Report all lines from the entries below in which "consumption" appears.

## Extracted data

%%

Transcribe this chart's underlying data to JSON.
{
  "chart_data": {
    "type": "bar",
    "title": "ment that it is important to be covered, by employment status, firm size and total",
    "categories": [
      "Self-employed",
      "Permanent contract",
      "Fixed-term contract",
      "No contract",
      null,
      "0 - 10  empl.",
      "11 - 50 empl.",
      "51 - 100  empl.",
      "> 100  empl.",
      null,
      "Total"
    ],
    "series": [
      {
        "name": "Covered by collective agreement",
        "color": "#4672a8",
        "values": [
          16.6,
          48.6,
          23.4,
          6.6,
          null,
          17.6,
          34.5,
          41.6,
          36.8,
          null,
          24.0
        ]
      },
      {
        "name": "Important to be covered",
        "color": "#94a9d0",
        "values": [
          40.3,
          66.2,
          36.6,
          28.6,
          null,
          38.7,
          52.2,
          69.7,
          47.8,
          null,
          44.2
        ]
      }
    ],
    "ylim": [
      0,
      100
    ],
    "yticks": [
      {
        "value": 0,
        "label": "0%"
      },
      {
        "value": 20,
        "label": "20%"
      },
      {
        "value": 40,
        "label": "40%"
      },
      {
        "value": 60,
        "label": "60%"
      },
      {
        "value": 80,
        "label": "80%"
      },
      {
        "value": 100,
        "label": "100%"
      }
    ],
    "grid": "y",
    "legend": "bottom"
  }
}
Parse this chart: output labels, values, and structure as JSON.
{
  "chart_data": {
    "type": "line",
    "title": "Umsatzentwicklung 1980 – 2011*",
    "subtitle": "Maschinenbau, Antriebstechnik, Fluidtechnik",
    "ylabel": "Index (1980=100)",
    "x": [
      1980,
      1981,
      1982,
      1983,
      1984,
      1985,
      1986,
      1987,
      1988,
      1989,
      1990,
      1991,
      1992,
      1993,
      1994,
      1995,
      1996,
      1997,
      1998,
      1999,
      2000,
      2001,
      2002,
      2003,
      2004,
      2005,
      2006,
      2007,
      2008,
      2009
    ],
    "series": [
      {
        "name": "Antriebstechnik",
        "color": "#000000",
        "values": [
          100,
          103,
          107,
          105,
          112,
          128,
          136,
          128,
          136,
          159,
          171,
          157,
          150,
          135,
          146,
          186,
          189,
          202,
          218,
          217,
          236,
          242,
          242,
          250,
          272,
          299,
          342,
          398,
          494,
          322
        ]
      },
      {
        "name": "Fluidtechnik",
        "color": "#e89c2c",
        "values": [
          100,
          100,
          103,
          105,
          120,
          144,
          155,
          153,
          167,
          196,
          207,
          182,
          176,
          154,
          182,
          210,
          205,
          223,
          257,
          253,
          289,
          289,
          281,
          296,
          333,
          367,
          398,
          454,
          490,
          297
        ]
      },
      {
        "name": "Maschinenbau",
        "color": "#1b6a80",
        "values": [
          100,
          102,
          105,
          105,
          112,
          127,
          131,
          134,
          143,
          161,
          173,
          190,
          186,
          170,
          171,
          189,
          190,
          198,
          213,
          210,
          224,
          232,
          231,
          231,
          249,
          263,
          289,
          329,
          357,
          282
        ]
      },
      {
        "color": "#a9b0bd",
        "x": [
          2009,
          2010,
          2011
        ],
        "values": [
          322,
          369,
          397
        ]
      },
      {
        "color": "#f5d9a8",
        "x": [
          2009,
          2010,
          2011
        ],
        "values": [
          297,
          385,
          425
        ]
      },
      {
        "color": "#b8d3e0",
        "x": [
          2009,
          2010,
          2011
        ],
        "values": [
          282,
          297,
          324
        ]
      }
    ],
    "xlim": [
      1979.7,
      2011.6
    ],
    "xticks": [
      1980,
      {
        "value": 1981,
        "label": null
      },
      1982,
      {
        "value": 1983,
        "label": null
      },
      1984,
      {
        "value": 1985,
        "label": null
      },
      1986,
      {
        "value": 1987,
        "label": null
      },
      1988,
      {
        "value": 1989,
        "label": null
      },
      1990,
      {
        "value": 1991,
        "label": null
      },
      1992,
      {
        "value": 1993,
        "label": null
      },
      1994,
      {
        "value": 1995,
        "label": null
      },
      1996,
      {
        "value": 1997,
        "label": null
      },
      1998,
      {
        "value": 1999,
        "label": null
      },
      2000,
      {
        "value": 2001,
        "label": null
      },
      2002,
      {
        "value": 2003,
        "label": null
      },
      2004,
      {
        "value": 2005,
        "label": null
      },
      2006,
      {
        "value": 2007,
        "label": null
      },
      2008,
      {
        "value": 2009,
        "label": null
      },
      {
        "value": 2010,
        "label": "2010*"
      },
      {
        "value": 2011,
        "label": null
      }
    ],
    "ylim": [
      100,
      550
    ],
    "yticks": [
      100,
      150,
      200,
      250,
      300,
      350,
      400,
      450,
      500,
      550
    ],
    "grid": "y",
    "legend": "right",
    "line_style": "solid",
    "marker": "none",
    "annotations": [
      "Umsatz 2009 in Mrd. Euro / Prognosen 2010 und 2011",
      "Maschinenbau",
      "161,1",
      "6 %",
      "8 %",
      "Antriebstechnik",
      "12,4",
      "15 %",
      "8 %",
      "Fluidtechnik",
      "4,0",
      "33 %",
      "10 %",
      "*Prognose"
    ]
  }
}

%%
%%

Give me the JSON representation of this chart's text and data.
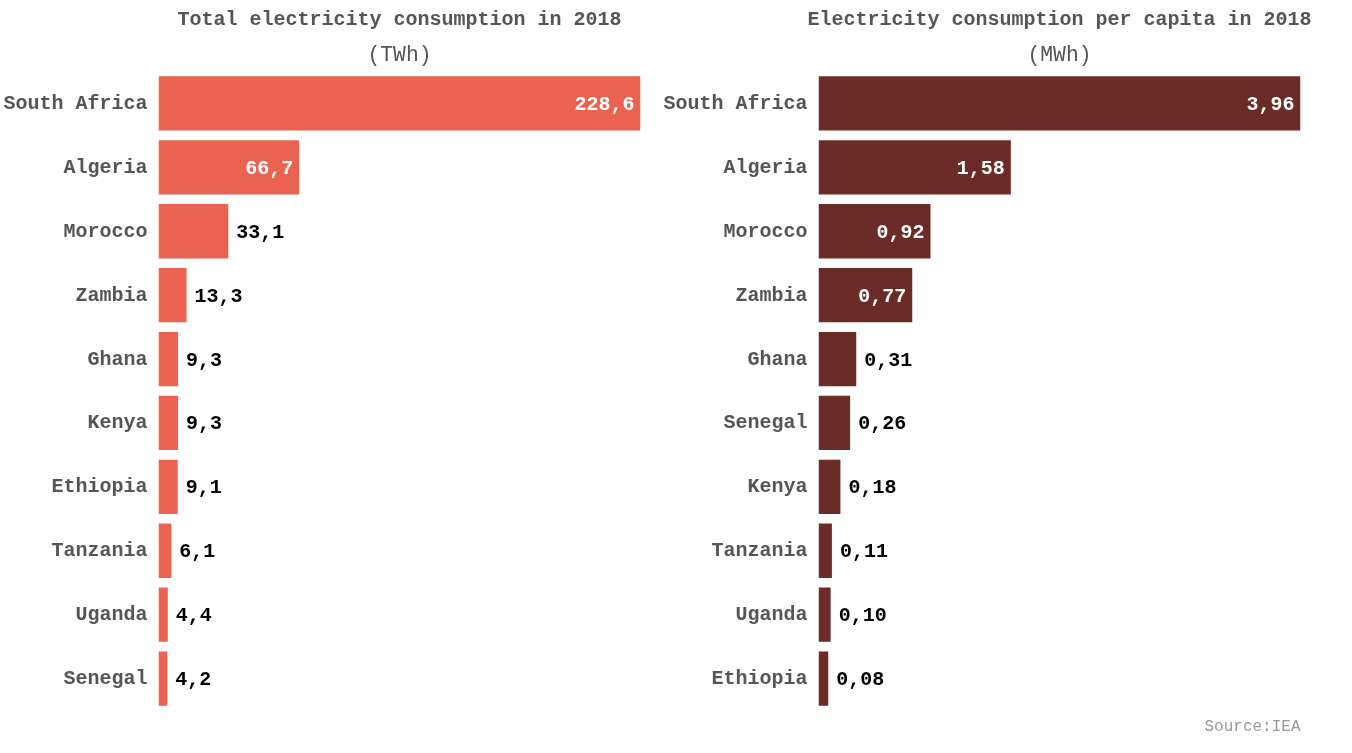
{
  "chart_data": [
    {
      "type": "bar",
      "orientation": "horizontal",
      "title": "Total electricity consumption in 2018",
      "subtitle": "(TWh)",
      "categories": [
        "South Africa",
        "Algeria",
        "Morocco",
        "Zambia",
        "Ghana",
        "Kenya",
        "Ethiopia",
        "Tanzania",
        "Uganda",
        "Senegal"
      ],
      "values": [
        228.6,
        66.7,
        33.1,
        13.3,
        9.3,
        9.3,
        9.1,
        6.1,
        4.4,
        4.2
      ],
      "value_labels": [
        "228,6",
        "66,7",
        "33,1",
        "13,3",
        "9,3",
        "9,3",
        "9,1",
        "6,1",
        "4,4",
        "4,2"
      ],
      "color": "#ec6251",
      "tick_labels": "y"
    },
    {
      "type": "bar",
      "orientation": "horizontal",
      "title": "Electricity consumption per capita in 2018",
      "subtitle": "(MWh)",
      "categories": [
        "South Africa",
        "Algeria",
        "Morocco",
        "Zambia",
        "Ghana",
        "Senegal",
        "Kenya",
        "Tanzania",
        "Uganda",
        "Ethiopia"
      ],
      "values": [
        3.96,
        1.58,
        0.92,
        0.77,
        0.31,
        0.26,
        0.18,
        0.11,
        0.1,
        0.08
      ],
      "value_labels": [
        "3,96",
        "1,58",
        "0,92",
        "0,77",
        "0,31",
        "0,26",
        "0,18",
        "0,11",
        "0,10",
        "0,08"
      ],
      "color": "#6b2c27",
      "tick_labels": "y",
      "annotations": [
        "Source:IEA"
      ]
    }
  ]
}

%%
%%

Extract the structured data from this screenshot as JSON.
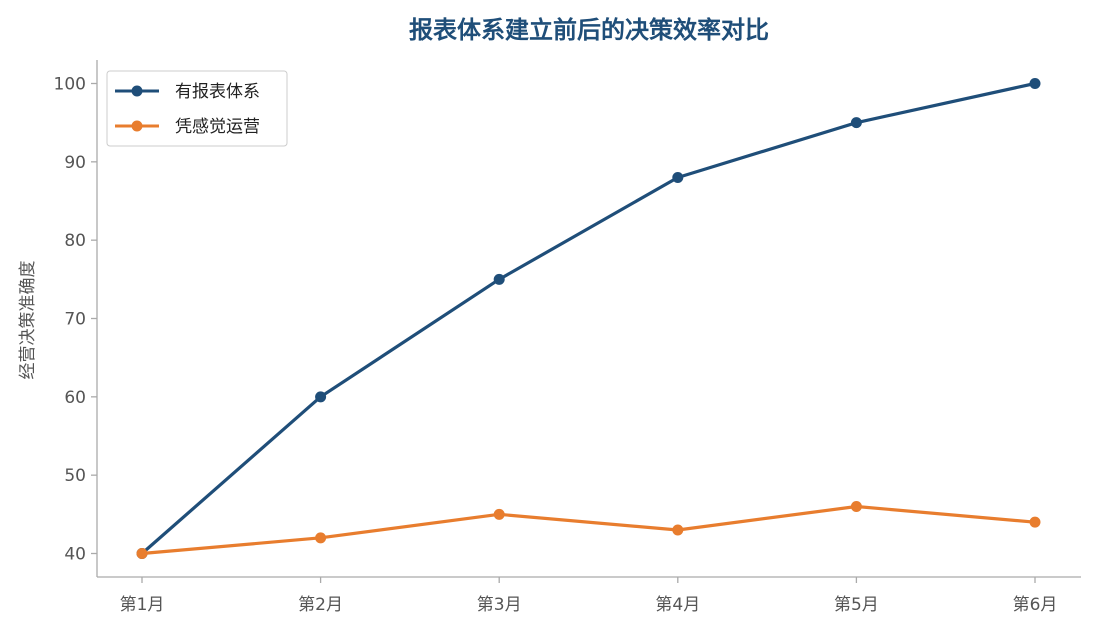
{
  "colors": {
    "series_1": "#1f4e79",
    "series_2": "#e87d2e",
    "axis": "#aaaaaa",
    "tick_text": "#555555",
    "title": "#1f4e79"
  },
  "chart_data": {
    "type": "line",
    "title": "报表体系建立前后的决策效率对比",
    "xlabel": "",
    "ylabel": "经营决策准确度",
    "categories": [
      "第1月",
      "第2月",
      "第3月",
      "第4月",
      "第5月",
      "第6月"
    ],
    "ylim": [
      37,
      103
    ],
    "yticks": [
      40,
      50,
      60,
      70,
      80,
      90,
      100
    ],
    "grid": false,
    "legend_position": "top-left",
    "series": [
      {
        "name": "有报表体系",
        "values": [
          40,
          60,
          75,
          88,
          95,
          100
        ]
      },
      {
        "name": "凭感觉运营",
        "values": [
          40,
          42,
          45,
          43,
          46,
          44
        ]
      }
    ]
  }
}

%%

## Solution to the problem
      "title": "Total electricity consumption in 2018",
      "title": "Electricity consumption per capita in 2018",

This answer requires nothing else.